_SHORT PROBLEM:_ Copy every item below, switching "colorbar-segment" to "colorbar-band" wherever it appears and changing nothing else. Leave the pictures out of your copy.

(Element box records)
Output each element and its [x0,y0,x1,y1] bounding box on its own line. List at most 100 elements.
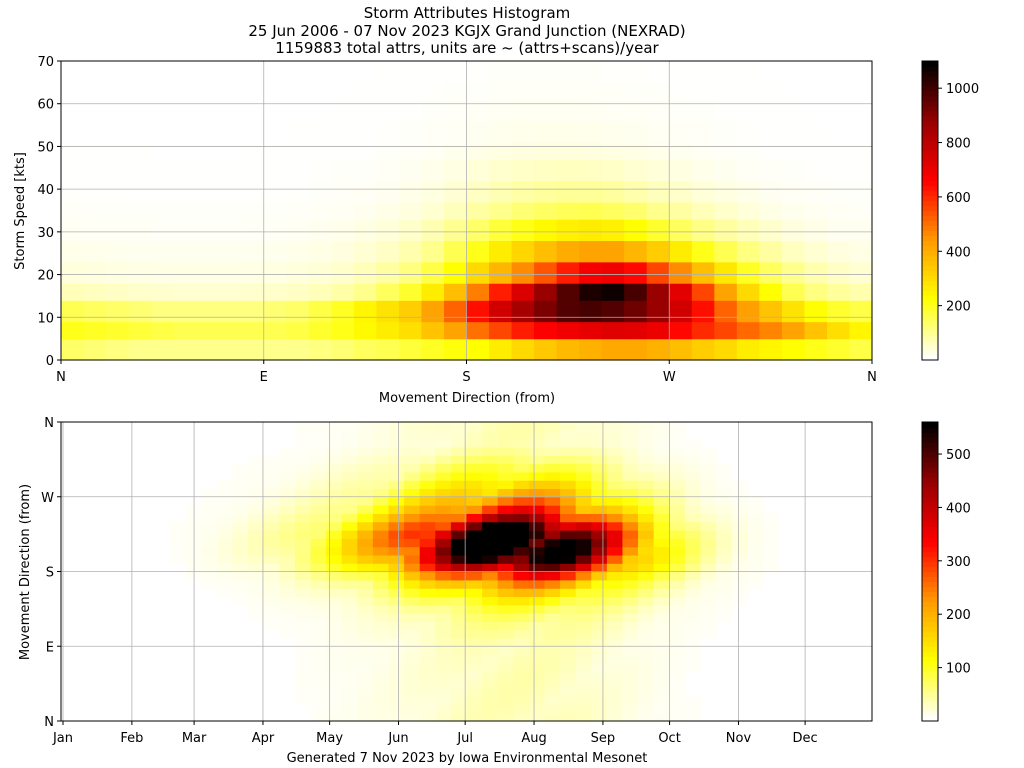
heatmap-cell [388,546,405,556]
heatmap-cell [591,579,608,589]
heatmap-cell [560,538,577,548]
heatmap-cell [450,571,468,581]
heatmap-cell [731,588,748,598]
heatmap-cell [263,563,280,573]
heatmap-cell [646,142,670,160]
heatmap-cell [556,338,580,361]
heatmap-cell [404,704,421,714]
heatmap-cell [684,596,702,606]
heatmap-cell [560,463,577,473]
heatmap-cell [357,455,374,465]
colorbar-segment [922,646,938,652]
heatmap-cell [606,679,624,689]
heatmap-cell [466,671,483,681]
heatmap-cell [450,637,468,647]
heatmap-cell [736,120,760,143]
heatmap-cell [232,480,249,490]
heatmap-cell [263,621,280,631]
heatmap-cell [357,629,374,639]
heatmap-cell [575,488,592,498]
heatmap-cell [248,521,265,531]
heatmap-cell [294,471,312,481]
heatmap-cell [388,422,405,431]
x-tick-label: Jan [52,731,73,746]
heatmap-cell [591,646,608,656]
heatmap-cell [497,496,514,506]
heatmap-cell [700,521,717,531]
heatmap-cell [736,201,760,220]
heatmap-cell [804,321,828,340]
heatmap-cell [482,446,499,456]
heatmap-cell [669,563,686,573]
heatmap-cell [684,471,702,481]
colorbar-segment [922,260,938,266]
heatmap-cell [241,219,265,241]
heatmap-cell [528,471,546,481]
heatmap-cell [341,513,358,523]
heatmap-cell [528,488,546,498]
heatmap-cell [263,240,287,263]
heatmap-cell [591,621,608,631]
heatmap-cell [294,621,312,631]
heatmap-cell [653,596,670,606]
colorbar-segment [922,61,938,67]
heatmap-cell [591,422,608,431]
heatmap-cell [372,529,390,539]
heatmap-cell [804,240,828,263]
heatmap-cell [653,621,670,631]
heatmap-cell [560,488,577,498]
heatmap-cell [466,283,490,301]
heatmap-cell [638,671,655,681]
heatmap-cell [341,446,358,456]
heatmap-cell [513,637,530,647]
x-tick-label: E [260,370,268,385]
heatmap-cell [248,554,265,564]
heatmap-cell [341,629,358,639]
heatmap-cell [560,529,577,539]
heatmap-cell [443,240,468,263]
heatmap-cell [331,300,355,323]
heatmap-cell [700,621,717,631]
heatmap-cell [624,338,648,361]
heatmap-cell [513,446,530,456]
heatmap-cell [435,687,452,697]
heatmap-cell [218,300,242,323]
heatmap-cell [310,446,327,456]
heatmap-cell [544,571,561,581]
heatmap-cell [466,538,483,548]
heatmap-cell [450,480,468,490]
colorbar-segment [922,556,938,563]
heatmap-cell [294,446,312,456]
heatmap-cell [653,422,670,431]
heatmap-cell [482,463,499,473]
heatmap-cell [622,629,639,639]
heatmap-cell [372,671,390,681]
heatmap-cell [556,120,580,143]
heatmap-cell [528,646,546,656]
heatmap-cell [376,283,400,301]
colorbar-segment [922,476,938,483]
heatmap-cell [310,696,327,705]
heatmap-cell [716,588,733,598]
heatmap-cell [466,463,483,473]
heatmap-cell [579,142,603,160]
heatmap-cell [294,513,312,523]
heatmap-cell [388,613,405,622]
heatmap-cell [513,604,530,614]
heatmap-cell [482,513,499,523]
colorbar-segment [922,210,938,217]
colorbar-tick-label: 100 [946,662,971,677]
heatmap-cell [294,488,312,498]
heatmap-cell [575,613,592,622]
heatmap-cell [560,554,577,564]
heatmap-cell [638,696,655,705]
heatmap-cell [404,438,421,448]
heatmap-cell [404,430,421,440]
heatmap-cell [435,480,452,490]
heatmap-cell [653,546,670,556]
heatmap-cell [353,219,377,241]
heatmap-cell [534,219,558,241]
heatmap-cell [669,637,686,647]
heatmap-cell [376,82,400,101]
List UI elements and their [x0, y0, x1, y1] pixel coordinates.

_FULL ANSWER:_
Output each element and its [x0,y0,x1,y1] bounding box on its own line. List at most 100 elements.
heatmap-cell [388,546,405,556]
heatmap-cell [591,579,608,589]
heatmap-cell [560,538,577,548]
heatmap-cell [450,571,468,581]
heatmap-cell [731,588,748,598]
heatmap-cell [263,563,280,573]
heatmap-cell [646,142,670,160]
heatmap-cell [556,338,580,361]
heatmap-cell [404,704,421,714]
heatmap-cell [684,596,702,606]
heatmap-cell [560,463,577,473]
heatmap-cell [357,455,374,465]
colorbar-band [922,646,938,652]
heatmap-cell [606,679,624,689]
heatmap-cell [466,671,483,681]
heatmap-cell [450,637,468,647]
heatmap-cell [736,120,760,143]
heatmap-cell [232,480,249,490]
heatmap-cell [263,621,280,631]
heatmap-cell [357,629,374,639]
heatmap-cell [575,488,592,498]
heatmap-cell [248,521,265,531]
heatmap-cell [294,471,312,481]
heatmap-cell [388,422,405,431]
x-tick-label: Jan [52,731,73,746]
heatmap-cell [591,646,608,656]
heatmap-cell [497,496,514,506]
heatmap-cell [700,521,717,531]
heatmap-cell [736,201,760,220]
heatmap-cell [804,321,828,340]
heatmap-cell [482,446,499,456]
heatmap-cell [669,563,686,573]
heatmap-cell [684,471,702,481]
colorbar-band [922,260,938,266]
heatmap-cell [241,219,265,241]
heatmap-cell [528,471,546,481]
heatmap-cell [341,513,358,523]
heatmap-cell [528,488,546,498]
heatmap-cell [263,240,287,263]
heatmap-cell [591,621,608,631]
heatmap-cell [294,621,312,631]
heatmap-cell [653,596,670,606]
colorbar-band [922,61,938,67]
heatmap-cell [591,422,608,431]
heatmap-cell [372,529,390,539]
heatmap-cell [804,240,828,263]
heatmap-cell [653,621,670,631]
heatmap-cell [560,488,577,498]
heatmap-cell [466,283,490,301]
heatmap-cell [638,671,655,681]
heatmap-cell [341,446,358,456]
heatmap-cell [513,637,530,647]
x-tick-label: E [260,370,268,385]
heatmap-cell [248,554,265,564]
heatmap-cell [341,629,358,639]
heatmap-cell [560,529,577,539]
heatmap-cell [443,240,468,263]
heatmap-cell [331,300,355,323]
heatmap-cell [700,621,717,631]
heatmap-cell [624,338,648,361]
heatmap-cell [513,446,530,456]
heatmap-cell [435,687,452,697]
heatmap-cell [218,300,242,323]
heatmap-cell [310,446,327,456]
heatmap-cell [544,571,561,581]
heatmap-cell [466,538,483,548]
heatmap-cell [450,480,468,490]
colorbar-band [922,556,938,563]
heatmap-cell [294,446,312,456]
heatmap-cell [653,422,670,431]
heatmap-cell [482,463,499,473]
heatmap-cell [622,629,639,639]
heatmap-cell [372,671,390,681]
heatmap-cell [556,120,580,143]
heatmap-cell [528,646,546,656]
heatmap-cell [376,283,400,301]
colorbar-band [922,476,938,483]
heatmap-cell [310,696,327,705]
heatmap-cell [716,588,733,598]
heatmap-cell [466,463,483,473]
heatmap-cell [579,142,603,160]
heatmap-cell [294,513,312,523]
heatmap-cell [388,613,405,622]
heatmap-cell [513,604,530,614]
heatmap-cell [482,513,499,523]
colorbar-band [922,210,938,217]
colorbar-tick-label: 100 [946,662,971,677]
heatmap-cell [294,488,312,498]
heatmap-cell [575,613,592,622]
heatmap-cell [560,554,577,564]
heatmap-cell [638,696,655,705]
heatmap-cell [404,438,421,448]
heatmap-cell [404,430,421,440]
heatmap-cell [435,480,452,490]
heatmap-cell [653,546,670,556]
heatmap-cell [353,219,377,241]
heatmap-cell [534,219,558,241]
heatmap-cell [669,637,686,647]
heatmap-cell [376,82,400,101]
List UI elements and their [x0, y0, x1, y1] pixel coordinates.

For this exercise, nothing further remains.